* _EXTRACTED ENTRIES_

►

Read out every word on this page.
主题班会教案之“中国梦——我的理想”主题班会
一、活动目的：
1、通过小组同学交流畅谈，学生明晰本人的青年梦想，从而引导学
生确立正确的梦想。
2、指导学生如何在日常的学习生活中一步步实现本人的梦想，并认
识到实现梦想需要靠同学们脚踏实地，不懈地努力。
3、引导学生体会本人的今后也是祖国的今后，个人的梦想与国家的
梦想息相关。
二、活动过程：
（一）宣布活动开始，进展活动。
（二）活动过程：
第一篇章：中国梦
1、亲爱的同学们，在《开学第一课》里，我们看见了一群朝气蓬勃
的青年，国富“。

◄

* _GIVEN PROBLEM_
Retype all of the data shown above, word for word.

* _TASK RESULT_
Read out every word on this page.
主题班会教案之“中国梦——我的理想”主题班会
一、活动目的：
1、通过小组同学交流畅谈，学生明晰本人的青年梦想，从而引导学
生确立正确的梦想。
2、指导学生如何在日常的学习生活中一步步实现本人的梦想，并认
识到实现梦想需要靠同学们脚踏实地，不懈地努力。
3、引导学生体会本人的今后也是祖国的今后，个人的梦想与国家的
梦想息相关。
二、活动过程：
（一）宣布活动开始，进展活动。
（二）活动过程：
第一篇章：中国梦
1、亲爱的同学们，在《开学第一课》里，我们看见了一群朝气蓬勃
的青年，国富“。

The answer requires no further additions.